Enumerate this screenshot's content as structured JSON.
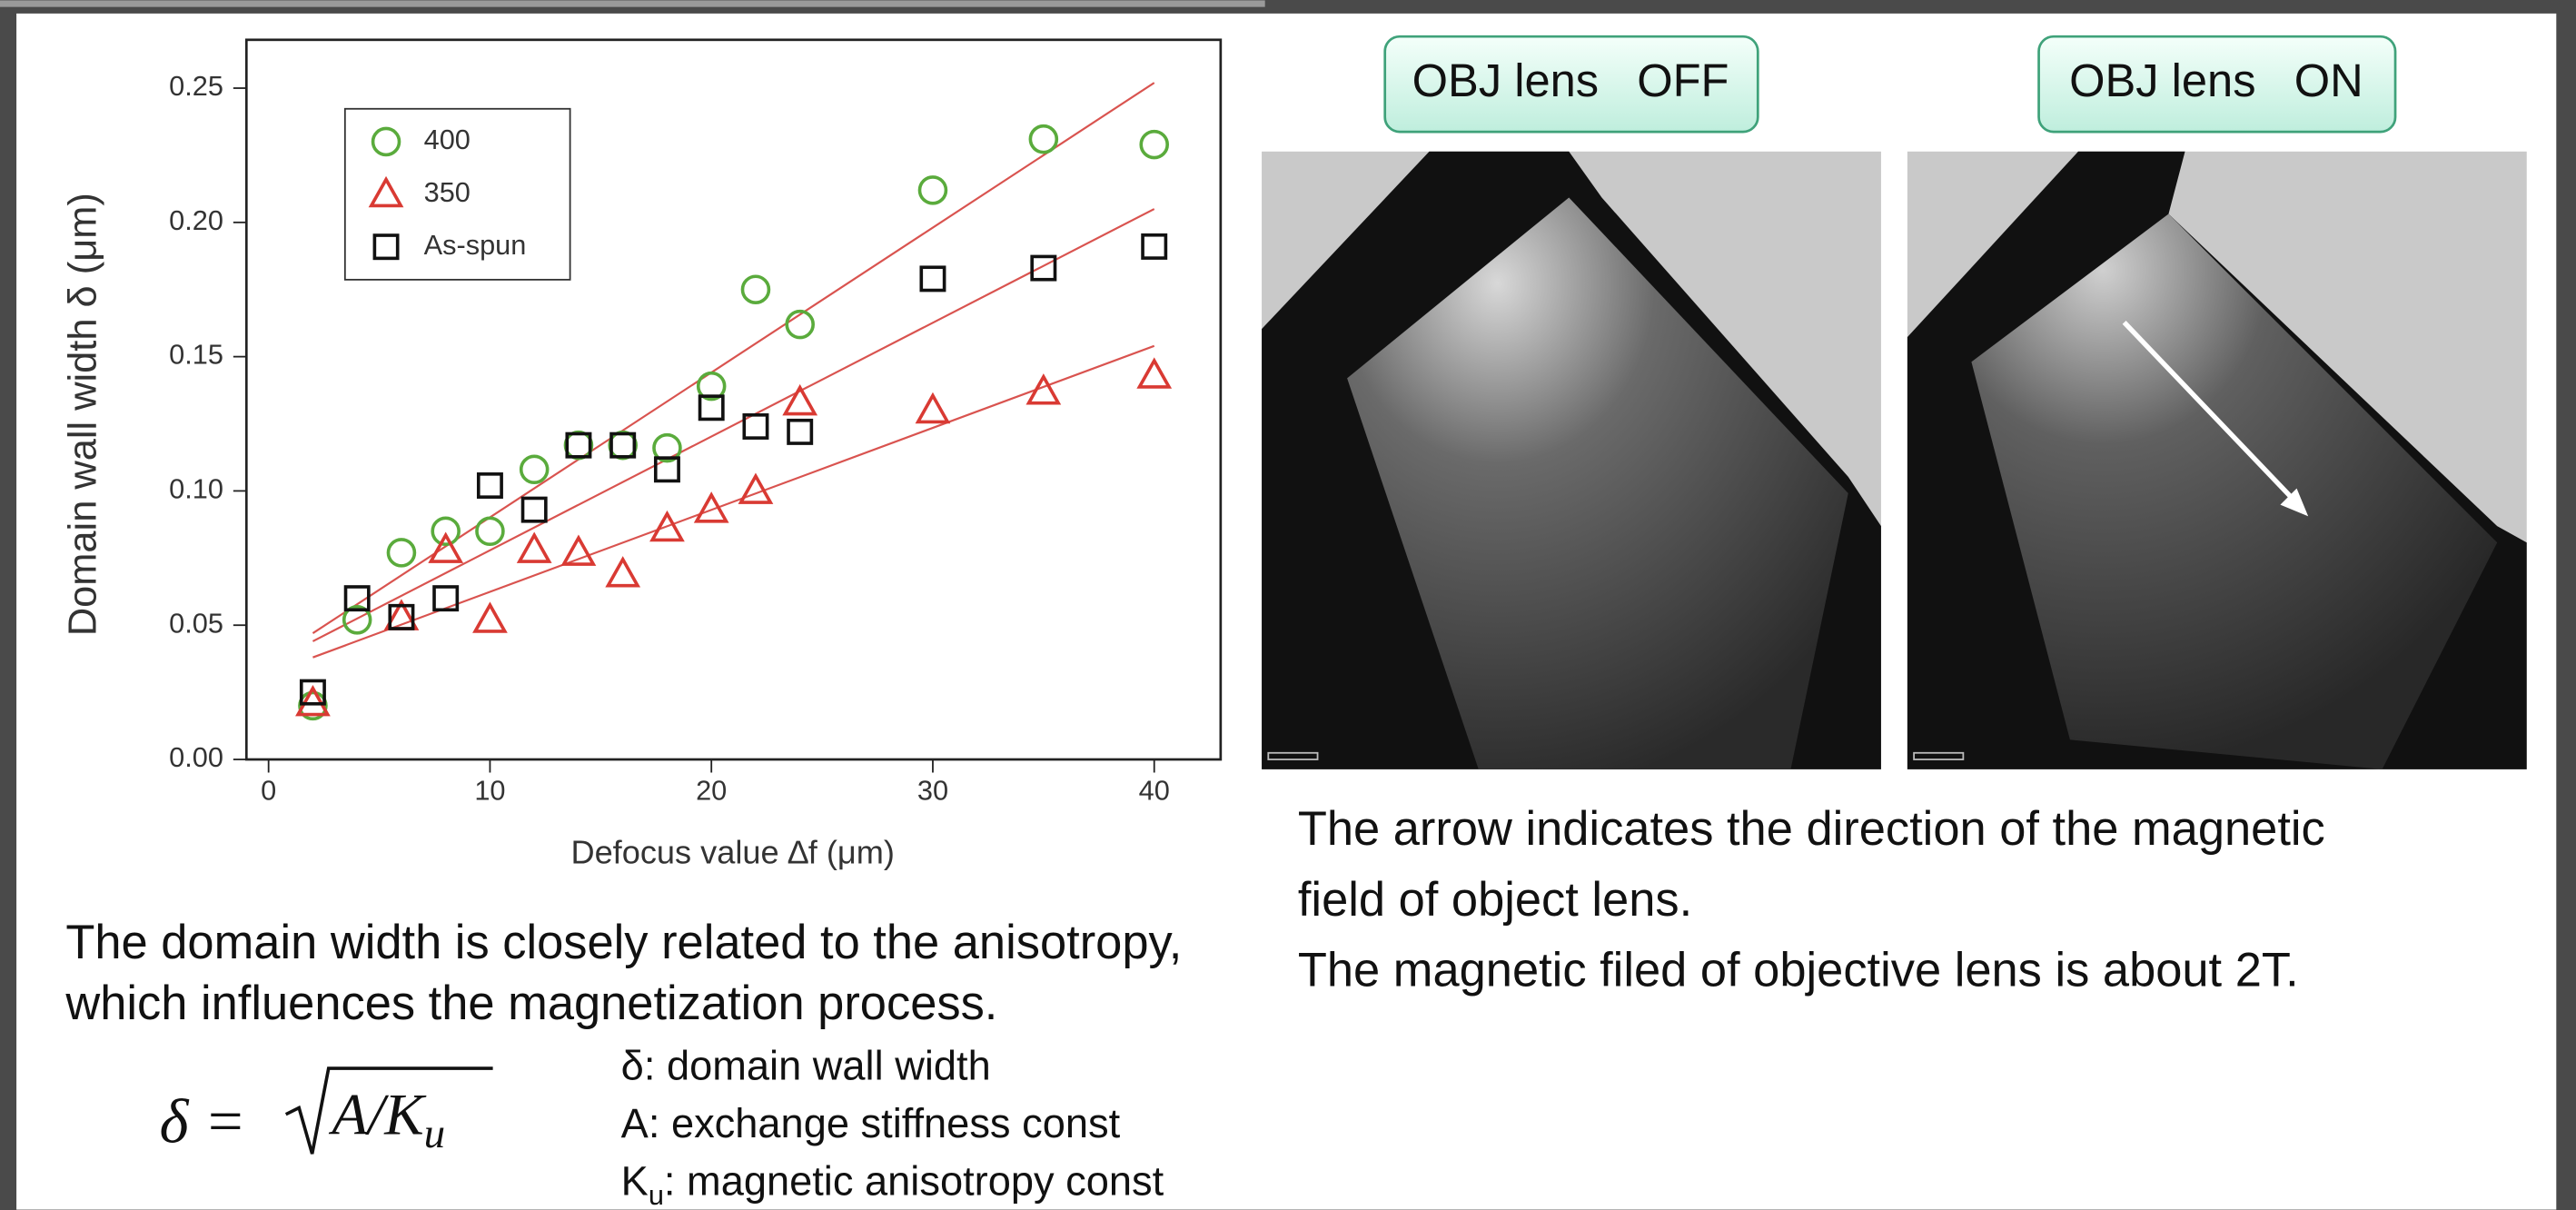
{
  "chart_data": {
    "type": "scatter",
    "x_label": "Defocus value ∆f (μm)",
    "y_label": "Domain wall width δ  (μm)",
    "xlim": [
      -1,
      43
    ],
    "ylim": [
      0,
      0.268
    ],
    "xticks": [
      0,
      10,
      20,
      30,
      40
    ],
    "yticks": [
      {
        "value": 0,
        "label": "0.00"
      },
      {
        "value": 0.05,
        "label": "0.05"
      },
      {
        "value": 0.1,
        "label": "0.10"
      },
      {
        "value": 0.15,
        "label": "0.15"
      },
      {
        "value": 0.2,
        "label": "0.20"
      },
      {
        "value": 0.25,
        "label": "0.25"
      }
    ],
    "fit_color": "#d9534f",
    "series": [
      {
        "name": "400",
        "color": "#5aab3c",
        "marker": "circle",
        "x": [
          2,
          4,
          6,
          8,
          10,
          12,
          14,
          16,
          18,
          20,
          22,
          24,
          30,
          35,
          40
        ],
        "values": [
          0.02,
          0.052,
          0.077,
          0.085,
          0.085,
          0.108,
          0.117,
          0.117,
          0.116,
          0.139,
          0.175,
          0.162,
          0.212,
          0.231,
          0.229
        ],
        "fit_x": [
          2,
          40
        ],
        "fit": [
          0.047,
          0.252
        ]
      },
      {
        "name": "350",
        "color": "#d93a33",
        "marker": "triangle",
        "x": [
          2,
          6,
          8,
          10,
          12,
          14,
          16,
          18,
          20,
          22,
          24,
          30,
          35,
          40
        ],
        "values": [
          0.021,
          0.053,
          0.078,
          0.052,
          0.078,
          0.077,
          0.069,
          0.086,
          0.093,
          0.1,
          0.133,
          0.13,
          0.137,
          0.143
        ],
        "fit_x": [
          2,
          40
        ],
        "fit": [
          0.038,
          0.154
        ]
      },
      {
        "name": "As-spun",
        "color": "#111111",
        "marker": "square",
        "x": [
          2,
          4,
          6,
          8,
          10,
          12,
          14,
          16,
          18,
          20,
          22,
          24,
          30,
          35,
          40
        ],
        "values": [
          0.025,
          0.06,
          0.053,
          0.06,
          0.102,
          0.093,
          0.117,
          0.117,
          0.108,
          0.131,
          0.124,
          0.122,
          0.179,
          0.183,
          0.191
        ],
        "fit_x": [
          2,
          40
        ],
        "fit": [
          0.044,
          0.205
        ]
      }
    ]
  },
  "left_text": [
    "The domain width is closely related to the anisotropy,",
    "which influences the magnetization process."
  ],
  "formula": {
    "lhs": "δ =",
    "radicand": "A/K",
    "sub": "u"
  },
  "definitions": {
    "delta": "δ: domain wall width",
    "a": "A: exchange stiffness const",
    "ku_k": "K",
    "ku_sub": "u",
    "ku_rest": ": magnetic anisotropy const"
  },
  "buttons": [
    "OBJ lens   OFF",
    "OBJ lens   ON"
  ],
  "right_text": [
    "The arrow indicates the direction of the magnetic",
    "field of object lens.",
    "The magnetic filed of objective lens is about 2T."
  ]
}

—————

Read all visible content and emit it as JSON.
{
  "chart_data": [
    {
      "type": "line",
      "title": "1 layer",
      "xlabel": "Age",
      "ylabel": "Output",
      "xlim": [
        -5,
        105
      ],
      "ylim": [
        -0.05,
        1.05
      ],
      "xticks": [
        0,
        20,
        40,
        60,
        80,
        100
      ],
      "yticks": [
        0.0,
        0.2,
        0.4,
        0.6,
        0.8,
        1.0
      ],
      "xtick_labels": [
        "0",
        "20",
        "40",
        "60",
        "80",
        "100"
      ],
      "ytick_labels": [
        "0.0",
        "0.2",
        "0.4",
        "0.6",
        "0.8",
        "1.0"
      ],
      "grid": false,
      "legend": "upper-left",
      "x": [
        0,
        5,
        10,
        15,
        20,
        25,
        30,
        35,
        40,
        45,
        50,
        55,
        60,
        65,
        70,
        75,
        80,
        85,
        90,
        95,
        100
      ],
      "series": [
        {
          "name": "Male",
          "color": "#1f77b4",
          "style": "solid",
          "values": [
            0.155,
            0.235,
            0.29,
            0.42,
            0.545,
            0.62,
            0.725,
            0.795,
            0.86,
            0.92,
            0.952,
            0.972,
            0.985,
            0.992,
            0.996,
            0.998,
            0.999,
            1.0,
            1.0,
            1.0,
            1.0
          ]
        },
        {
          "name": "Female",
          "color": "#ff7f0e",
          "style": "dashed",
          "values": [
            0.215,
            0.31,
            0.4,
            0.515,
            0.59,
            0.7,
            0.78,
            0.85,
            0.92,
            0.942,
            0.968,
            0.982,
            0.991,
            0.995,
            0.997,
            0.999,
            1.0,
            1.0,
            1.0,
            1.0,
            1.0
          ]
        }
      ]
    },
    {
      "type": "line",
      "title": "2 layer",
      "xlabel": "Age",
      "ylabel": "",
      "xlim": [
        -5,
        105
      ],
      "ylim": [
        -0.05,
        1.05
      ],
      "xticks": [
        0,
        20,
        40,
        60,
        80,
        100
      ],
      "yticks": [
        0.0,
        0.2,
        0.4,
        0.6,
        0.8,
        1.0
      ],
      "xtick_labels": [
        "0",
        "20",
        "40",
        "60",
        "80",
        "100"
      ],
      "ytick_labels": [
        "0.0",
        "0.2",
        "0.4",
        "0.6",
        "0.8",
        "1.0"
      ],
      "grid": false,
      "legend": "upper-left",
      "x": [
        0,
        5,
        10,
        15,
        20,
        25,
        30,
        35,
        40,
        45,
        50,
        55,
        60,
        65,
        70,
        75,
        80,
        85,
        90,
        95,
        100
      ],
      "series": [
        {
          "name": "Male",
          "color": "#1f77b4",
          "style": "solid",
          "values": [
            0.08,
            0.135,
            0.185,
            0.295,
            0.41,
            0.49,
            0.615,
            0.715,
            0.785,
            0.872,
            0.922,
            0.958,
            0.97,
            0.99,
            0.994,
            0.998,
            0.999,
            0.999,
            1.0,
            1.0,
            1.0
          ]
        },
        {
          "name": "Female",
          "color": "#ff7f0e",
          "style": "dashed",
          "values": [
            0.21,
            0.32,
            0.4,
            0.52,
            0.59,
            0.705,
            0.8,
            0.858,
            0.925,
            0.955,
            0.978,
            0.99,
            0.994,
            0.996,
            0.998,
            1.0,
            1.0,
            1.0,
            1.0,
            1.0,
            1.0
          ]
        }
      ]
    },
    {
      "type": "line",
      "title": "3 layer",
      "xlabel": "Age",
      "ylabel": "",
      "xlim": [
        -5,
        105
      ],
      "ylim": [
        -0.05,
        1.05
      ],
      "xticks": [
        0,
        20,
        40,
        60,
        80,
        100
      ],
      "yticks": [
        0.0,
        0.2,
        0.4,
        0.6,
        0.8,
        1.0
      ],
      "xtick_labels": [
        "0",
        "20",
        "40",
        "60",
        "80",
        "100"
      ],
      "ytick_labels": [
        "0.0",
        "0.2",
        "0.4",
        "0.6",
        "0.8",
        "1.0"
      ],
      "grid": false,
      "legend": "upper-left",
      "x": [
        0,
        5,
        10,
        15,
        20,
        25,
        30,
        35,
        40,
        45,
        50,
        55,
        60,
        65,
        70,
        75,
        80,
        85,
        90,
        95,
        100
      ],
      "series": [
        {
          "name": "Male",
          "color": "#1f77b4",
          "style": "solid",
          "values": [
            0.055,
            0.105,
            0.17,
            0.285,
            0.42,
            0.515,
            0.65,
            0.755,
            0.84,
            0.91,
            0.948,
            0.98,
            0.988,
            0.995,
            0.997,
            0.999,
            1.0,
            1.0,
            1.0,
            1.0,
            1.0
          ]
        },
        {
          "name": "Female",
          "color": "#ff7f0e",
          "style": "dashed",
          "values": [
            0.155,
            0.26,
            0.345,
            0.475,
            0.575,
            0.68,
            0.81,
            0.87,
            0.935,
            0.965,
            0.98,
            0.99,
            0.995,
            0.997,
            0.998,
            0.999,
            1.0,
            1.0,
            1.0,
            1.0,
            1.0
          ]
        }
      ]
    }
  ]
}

—————

» WHAT TO PRODUCE: Show every line from the entries above in which "anisotropy" appears.

» COMPLETE OUTPUT:
    "The domain width is closely related to the anisotropy,",
    "ku_rest": ": magnetic anisotropy const"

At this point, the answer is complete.